Dataset items
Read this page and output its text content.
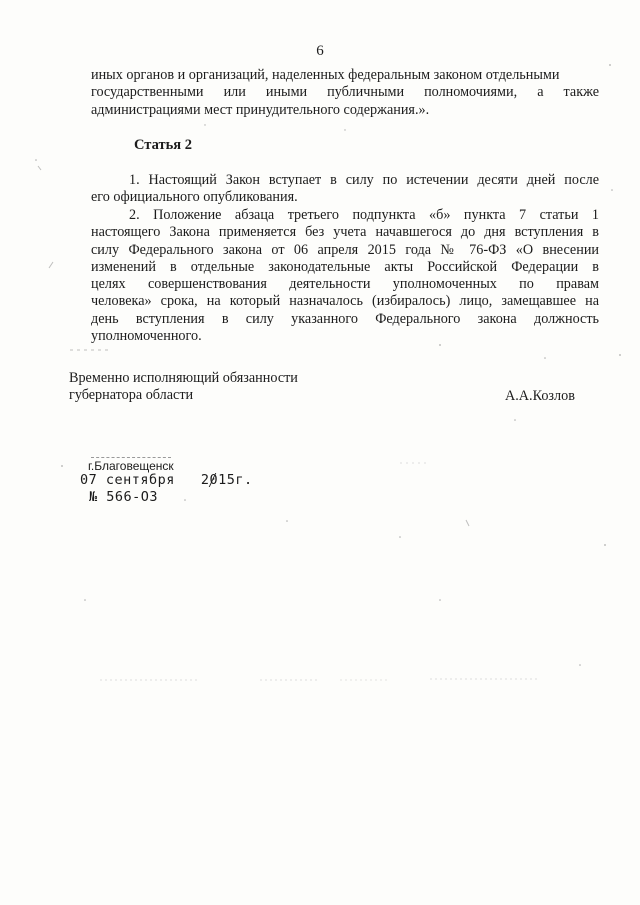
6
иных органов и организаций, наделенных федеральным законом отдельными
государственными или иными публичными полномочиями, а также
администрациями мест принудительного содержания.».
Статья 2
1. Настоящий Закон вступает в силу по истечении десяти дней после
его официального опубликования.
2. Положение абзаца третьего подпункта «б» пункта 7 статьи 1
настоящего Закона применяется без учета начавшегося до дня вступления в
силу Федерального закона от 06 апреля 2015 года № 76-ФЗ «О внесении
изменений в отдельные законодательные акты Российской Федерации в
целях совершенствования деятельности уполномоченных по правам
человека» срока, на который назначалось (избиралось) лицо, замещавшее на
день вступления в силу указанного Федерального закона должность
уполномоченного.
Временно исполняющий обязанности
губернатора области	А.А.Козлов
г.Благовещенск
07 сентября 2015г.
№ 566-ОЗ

--

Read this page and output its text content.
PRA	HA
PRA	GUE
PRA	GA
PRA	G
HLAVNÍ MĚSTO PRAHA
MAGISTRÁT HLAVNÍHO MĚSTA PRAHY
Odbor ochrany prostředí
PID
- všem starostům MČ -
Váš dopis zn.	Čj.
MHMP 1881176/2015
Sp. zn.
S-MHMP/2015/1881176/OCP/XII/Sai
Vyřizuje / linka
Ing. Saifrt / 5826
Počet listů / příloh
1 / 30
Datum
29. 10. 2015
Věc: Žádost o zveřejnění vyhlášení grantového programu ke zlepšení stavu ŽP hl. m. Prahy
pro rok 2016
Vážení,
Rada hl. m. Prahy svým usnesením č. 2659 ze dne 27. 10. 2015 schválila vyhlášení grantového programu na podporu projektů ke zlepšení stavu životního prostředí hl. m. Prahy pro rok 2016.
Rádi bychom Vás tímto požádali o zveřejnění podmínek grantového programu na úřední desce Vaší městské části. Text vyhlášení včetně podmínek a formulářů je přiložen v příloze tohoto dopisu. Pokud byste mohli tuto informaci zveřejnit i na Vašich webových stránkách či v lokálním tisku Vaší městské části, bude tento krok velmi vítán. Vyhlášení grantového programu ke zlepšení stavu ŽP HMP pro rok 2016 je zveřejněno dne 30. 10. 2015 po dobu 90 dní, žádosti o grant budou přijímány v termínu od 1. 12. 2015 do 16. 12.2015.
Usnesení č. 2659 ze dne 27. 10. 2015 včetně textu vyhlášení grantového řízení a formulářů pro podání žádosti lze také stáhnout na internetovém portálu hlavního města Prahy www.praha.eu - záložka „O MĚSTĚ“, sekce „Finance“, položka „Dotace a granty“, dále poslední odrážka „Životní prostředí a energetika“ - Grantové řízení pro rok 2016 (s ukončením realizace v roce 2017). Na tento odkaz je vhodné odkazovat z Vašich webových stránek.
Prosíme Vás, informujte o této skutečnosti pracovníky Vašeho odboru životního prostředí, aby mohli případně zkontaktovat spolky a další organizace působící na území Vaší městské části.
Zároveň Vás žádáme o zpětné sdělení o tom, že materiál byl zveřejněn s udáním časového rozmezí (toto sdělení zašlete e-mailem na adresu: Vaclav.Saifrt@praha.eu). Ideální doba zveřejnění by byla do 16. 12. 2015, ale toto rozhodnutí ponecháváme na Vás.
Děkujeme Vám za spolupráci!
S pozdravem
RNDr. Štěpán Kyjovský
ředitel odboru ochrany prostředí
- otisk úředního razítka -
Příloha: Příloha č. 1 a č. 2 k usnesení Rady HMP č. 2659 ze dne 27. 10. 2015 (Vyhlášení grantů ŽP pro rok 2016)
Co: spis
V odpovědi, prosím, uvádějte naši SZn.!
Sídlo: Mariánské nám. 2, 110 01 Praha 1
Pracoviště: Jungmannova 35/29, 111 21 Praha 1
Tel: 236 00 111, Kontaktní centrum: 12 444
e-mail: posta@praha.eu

# Task brief:
Extract every line above containing the word "Saifrt".

# Response for this exercise:
Ing. Saifrt / 5826
Zároveň Vás žádáme o zpětné sdělení o tom, že materiál byl zveřejněn s udáním časového rozmezí (toto sdělení zašlete e-mailem na adresu: Vaclav.Saifrt@praha.eu). Ideální doba zveřejnění by byla do 16. 12. 2015, ale toto rozhodnutí ponecháváme na Vás.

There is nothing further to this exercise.